Records from a data collection
* BEGIN *

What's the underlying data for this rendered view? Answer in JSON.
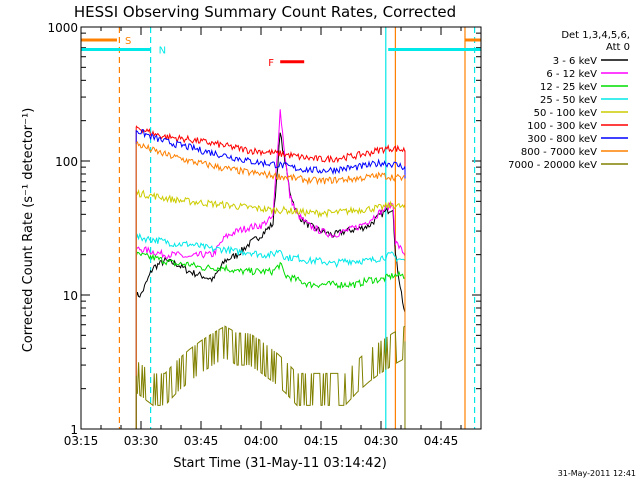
{
  "chart_data": {
    "type": "line",
    "title": "HESSI Observing Summary Count Rates, Corrected",
    "xlabel": "Start Time (31-May-11 03:14:42)",
    "ylabel": "Corrected Count Rate (s⁻¹ detector⁻¹)",
    "yscale": "log",
    "xlim": [
      3.25,
      4.9167
    ],
    "ylim": [
      1,
      1000
    ],
    "x_tick_labels": [
      {
        "t": 3.25,
        "label": "03:15"
      },
      {
        "t": 3.5,
        "label": "03:30"
      },
      {
        "t": 3.75,
        "label": "03:45"
      },
      {
        "t": 4.0,
        "label": "04:00"
      },
      {
        "t": 4.25,
        "label": "04:15"
      },
      {
        "t": 4.5,
        "label": "04:30"
      },
      {
        "t": 4.75,
        "label": "04:45"
      }
    ],
    "y_tick_labels": [
      {
        "v": 1,
        "label": "1"
      },
      {
        "v": 10,
        "label": "10"
      },
      {
        "v": 100,
        "label": "100"
      },
      {
        "v": 1000,
        "label": "1000"
      }
    ],
    "legend_header": [
      "Det 1,3,4,5,6,",
      "Att 0"
    ],
    "legend_position": "right-outside",
    "series": [
      {
        "name": "3 - 6 keV",
        "color": "#000000",
        "x": [
          3.48,
          3.5,
          3.55,
          3.6,
          3.65,
          3.7,
          3.75,
          3.8,
          3.85,
          3.9,
          3.95,
          4.0,
          4.05,
          4.08,
          4.1,
          4.12,
          4.15,
          4.2,
          4.25,
          4.3,
          4.35,
          4.4,
          4.45,
          4.5,
          4.55,
          4.56,
          4.6
        ],
        "y": [
          10,
          10,
          16,
          18,
          17,
          15,
          14,
          13,
          18,
          20,
          24,
          28,
          34,
          160,
          100,
          60,
          40,
          33,
          30,
          28,
          30,
          31,
          33,
          40,
          45,
          20,
          7
        ]
      },
      {
        "name": "6 - 12 keV",
        "color": "#ff00ff",
        "x": [
          3.48,
          3.5,
          3.55,
          3.6,
          3.65,
          3.7,
          3.75,
          3.8,
          3.85,
          3.9,
          3.95,
          4.0,
          4.05,
          4.08,
          4.1,
          4.12,
          4.15,
          4.2,
          4.25,
          4.3,
          4.35,
          4.4,
          4.45,
          4.5,
          4.55,
          4.56,
          4.6
        ],
        "y": [
          22,
          22,
          21,
          20,
          20,
          19,
          20,
          20,
          27,
          30,
          32,
          33,
          38,
          240,
          110,
          55,
          40,
          33,
          30,
          28,
          30,
          32,
          36,
          42,
          48,
          25,
          20
        ]
      },
      {
        "name": "12 - 25 keV",
        "color": "#00dd00",
        "x": [
          3.48,
          3.55,
          3.6,
          3.65,
          3.7,
          3.75,
          3.8,
          3.85,
          3.9,
          3.95,
          4.0,
          4.05,
          4.08,
          4.1,
          4.15,
          4.2,
          4.25,
          4.3,
          4.35,
          4.4,
          4.45,
          4.5,
          4.55,
          4.56,
          4.6
        ],
        "y": [
          20,
          19,
          18,
          17,
          17,
          16,
          16,
          16,
          15,
          15,
          15,
          15,
          17,
          14,
          13,
          12,
          12,
          12,
          12,
          12,
          13,
          13,
          14,
          14,
          14
        ]
      },
      {
        "name": "25 - 50 keV",
        "color": "#00e8e8",
        "x": [
          3.48,
          3.55,
          3.6,
          3.65,
          3.7,
          3.75,
          3.8,
          3.85,
          3.9,
          3.95,
          4.0,
          4.05,
          4.08,
          4.1,
          4.15,
          4.2,
          4.25,
          4.3,
          4.35,
          4.4,
          4.45,
          4.5,
          4.55,
          4.56,
          4.6
        ],
        "y": [
          27,
          26,
          25,
          24,
          24,
          23,
          22,
          22,
          21,
          21,
          20,
          20,
          22,
          19,
          19,
          18,
          18,
          17,
          18,
          18,
          18,
          19,
          20,
          19,
          18
        ]
      },
      {
        "name": "50 - 100 keV",
        "color": "#cccc00",
        "x": [
          3.48,
          3.55,
          3.6,
          3.65,
          3.7,
          3.75,
          3.8,
          3.85,
          3.9,
          3.95,
          4.0,
          4.05,
          4.1,
          4.15,
          4.2,
          4.25,
          4.3,
          4.35,
          4.4,
          4.45,
          4.5,
          4.55,
          4.6
        ],
        "y": [
          58,
          55,
          53,
          51,
          50,
          49,
          48,
          47,
          46,
          45,
          44,
          43,
          43,
          42,
          41,
          41,
          41,
          42,
          43,
          44,
          45,
          47,
          45
        ]
      },
      {
        "name": "100 - 300 keV",
        "color": "#ff0000",
        "x": [
          3.48,
          3.55,
          3.6,
          3.65,
          3.7,
          3.75,
          3.8,
          3.85,
          3.9,
          3.95,
          4.0,
          4.05,
          4.1,
          4.15,
          4.2,
          4.25,
          4.3,
          4.35,
          4.4,
          4.45,
          4.5,
          4.55,
          4.6
        ],
        "y": [
          180,
          160,
          152,
          148,
          145,
          140,
          135,
          130,
          125,
          120,
          118,
          115,
          112,
          108,
          105,
          103,
          104,
          107,
          110,
          115,
          122,
          125,
          120
        ]
      },
      {
        "name": "300 - 800 keV",
        "color": "#0000ff",
        "x": [
          3.48,
          3.55,
          3.6,
          3.65,
          3.7,
          3.75,
          3.8,
          3.85,
          3.9,
          3.95,
          4.0,
          4.05,
          4.1,
          4.15,
          4.2,
          4.25,
          4.3,
          4.35,
          4.4,
          4.45,
          4.5,
          4.55,
          4.6
        ],
        "y": [
          170,
          150,
          140,
          133,
          127,
          120,
          115,
          110,
          105,
          100,
          97,
          95,
          92,
          88,
          86,
          85,
          86,
          88,
          90,
          93,
          97,
          95,
          90
        ]
      },
      {
        "name": "800 - 7000 keV",
        "color": "#ff8000",
        "x": [
          3.48,
          3.55,
          3.6,
          3.65,
          3.7,
          3.75,
          3.8,
          3.85,
          3.9,
          3.95,
          4.0,
          4.05,
          4.1,
          4.15,
          4.2,
          4.25,
          4.3,
          4.35,
          4.4,
          4.45,
          4.5,
          4.55,
          4.6
        ],
        "y": [
          135,
          120,
          112,
          106,
          100,
          96,
          92,
          88,
          85,
          82,
          80,
          78,
          76,
          74,
          72,
          71,
          72,
          73,
          74,
          76,
          78,
          76,
          74
        ]
      },
      {
        "name": "7000 - 20000 keV",
        "color": "#808000",
        "x": [
          3.48,
          3.55,
          3.6,
          3.65,
          3.7,
          3.75,
          3.8,
          3.85,
          3.9,
          3.95,
          4.0,
          4.05,
          4.1,
          4.15,
          4.2,
          4.25,
          4.3,
          4.35,
          4.4,
          4.45,
          4.5,
          4.55,
          4.6
        ],
        "y": [
          2.5,
          2,
          2,
          2.5,
          3,
          3.5,
          4,
          4.5,
          4,
          4,
          3.5,
          3,
          2.5,
          2,
          2,
          2,
          2,
          2,
          2.5,
          3,
          3.5,
          4,
          4.5
        ]
      }
    ],
    "annotations": [
      {
        "label": "S",
        "color": "#ff8000",
        "x_range": [
          3.25,
          3.4
        ],
        "x_range_2": [
          4.85,
          4.9167
        ],
        "y": 800
      },
      {
        "label": "N",
        "color": "#00e8e8",
        "x_range": [
          3.25,
          3.54
        ],
        "x_range_2": [
          4.53,
          4.9167
        ],
        "y": 680
      },
      {
        "label": "F",
        "color": "#ff0000",
        "x_range": [
          4.08,
          4.18
        ],
        "y": 550
      }
    ],
    "vertical_lines": [
      {
        "x": 3.41,
        "color": "#ff8000",
        "style": "dashed"
      },
      {
        "x": 3.54,
        "color": "#00e8e8",
        "style": "dashed"
      },
      {
        "x": 4.52,
        "color": "#00e8e8",
        "style": "solid"
      },
      {
        "x": 4.56,
        "color": "#ff8000",
        "style": "solid"
      },
      {
        "x": 4.85,
        "color": "#ff8000",
        "style": "solid"
      },
      {
        "x": 4.89,
        "color": "#00e8e8",
        "style": "dashed"
      }
    ],
    "grid": false
  },
  "footer_timestamp": "31-May-2011 12:41"
}
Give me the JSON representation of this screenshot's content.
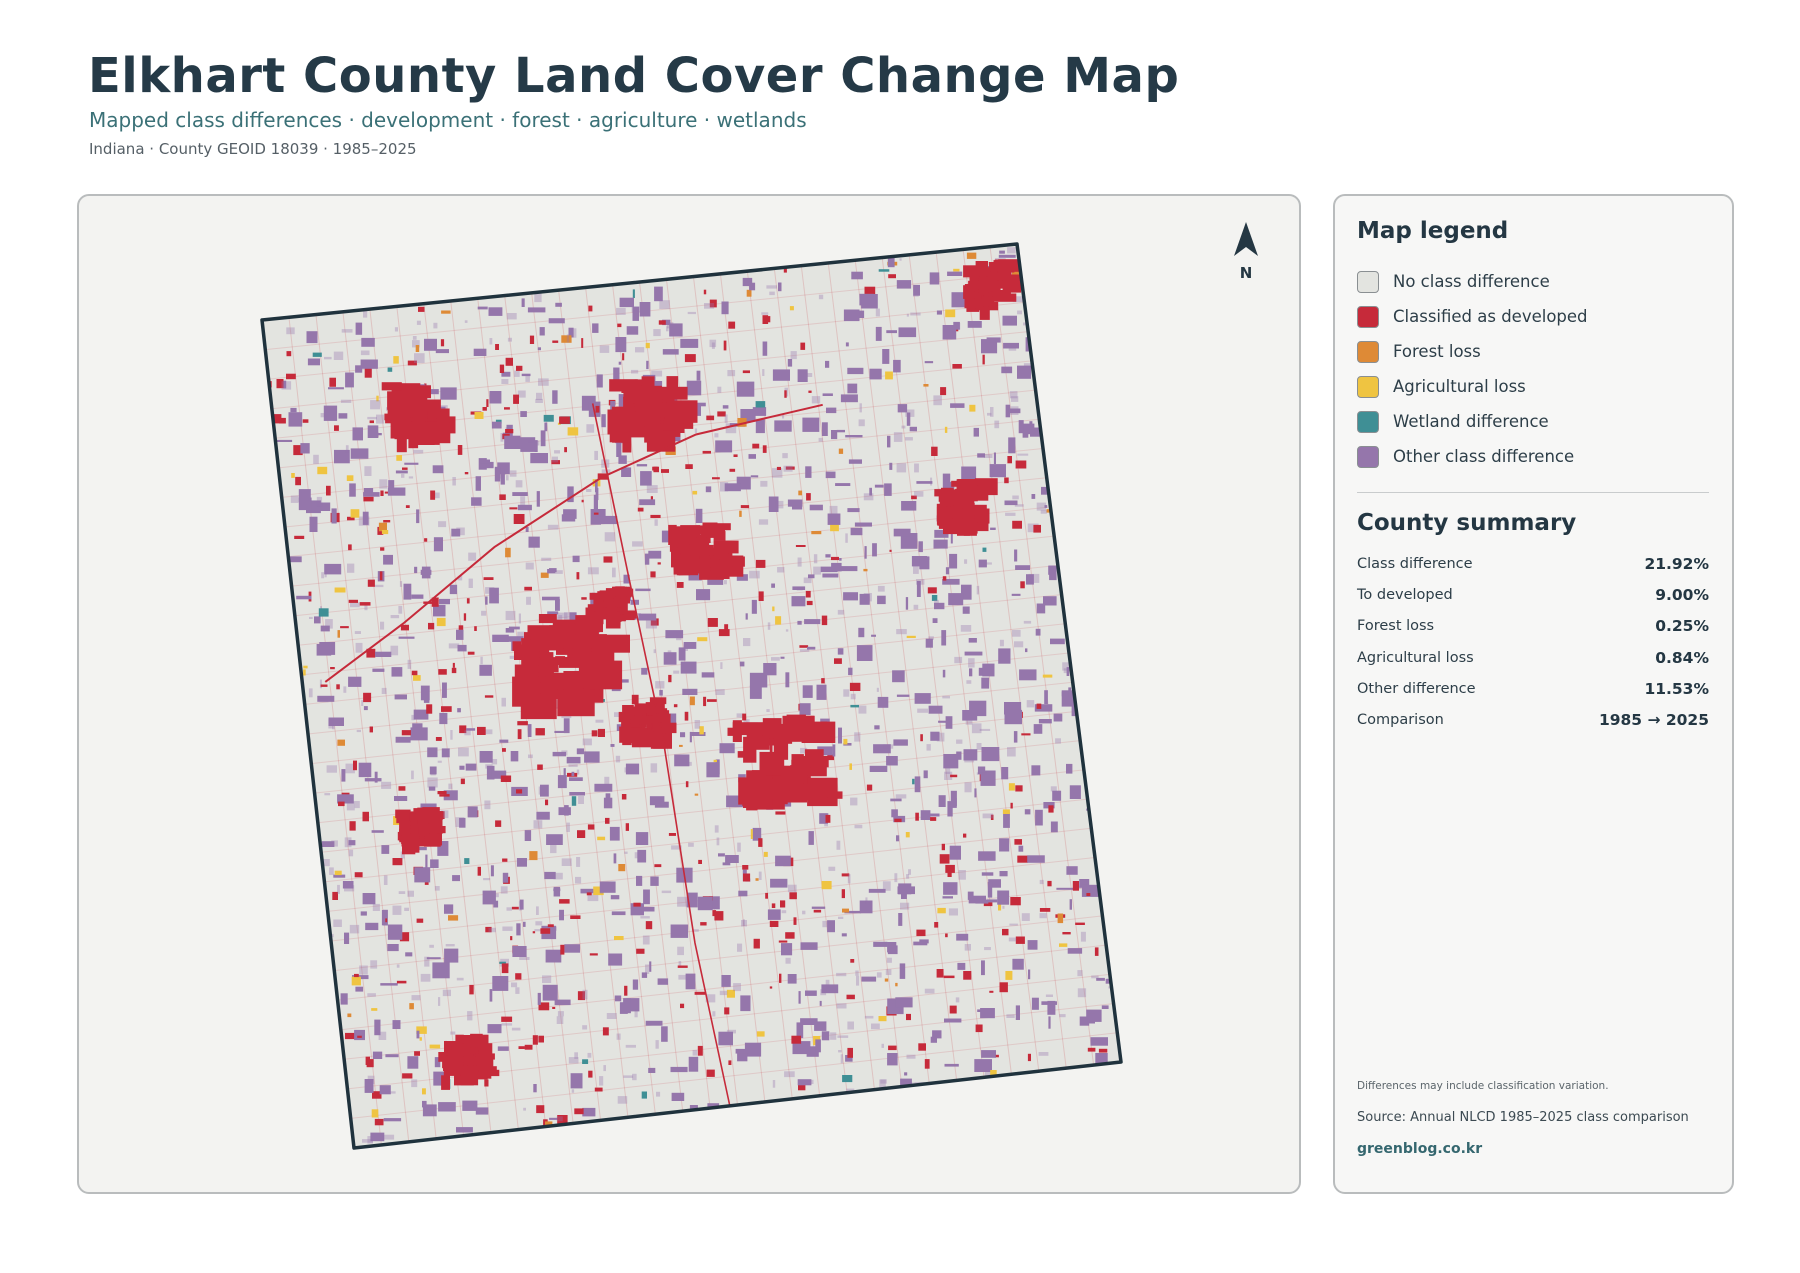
{
  "header": {
    "title": "Elkhart County Land Cover Change Map",
    "subtitle": "Mapped class differences · development · forest · agriculture · wetlands",
    "meta": "Indiana · County GEOID 18039 · 1985–2025"
  },
  "map": {
    "north_label": "N",
    "colors": {
      "background": "#e3e4e0",
      "border": "#1f323d",
      "developed": "#c62a3a",
      "forest_loss": "#de8a36",
      "agricultural_loss": "#efc441",
      "wetland_difference": "#3f8f95",
      "other_difference": "#9576ab"
    }
  },
  "legend": {
    "title": "Map legend",
    "items": [
      {
        "label": "No class difference",
        "color": "#e3e4e0"
      },
      {
        "label": "Classified as developed",
        "color": "#c62a3a"
      },
      {
        "label": "Forest loss",
        "color": "#de8a36"
      },
      {
        "label": "Agricultural loss",
        "color": "#efc441"
      },
      {
        "label": "Wetland difference",
        "color": "#3f8f95"
      },
      {
        "label": "Other class difference",
        "color": "#9576ab"
      }
    ]
  },
  "summary": {
    "title": "County summary",
    "rows": [
      {
        "label": "Class difference",
        "value": "21.92%"
      },
      {
        "label": "To developed",
        "value": "9.00%"
      },
      {
        "label": "Forest loss",
        "value": "0.25%"
      },
      {
        "label": "Agricultural loss",
        "value": "0.84%"
      },
      {
        "label": "Other difference",
        "value": "11.53%"
      },
      {
        "label": "Comparison",
        "value": "1985 → 2025"
      }
    ]
  },
  "footer": {
    "note": "Differences may include classification variation.",
    "source": "Source: Annual NLCD 1985–2025 class comparison",
    "credit": "greenblog.co.kr"
  }
}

* END *

Problem to work on = Identify and extract each line of the listing that contains "County".

Written answer =
    "title": "Elkhart County Land Cover Change Map",
    "meta": "Indiana · County GEOID 18039 · 1985–2025"
    "title": "County summary",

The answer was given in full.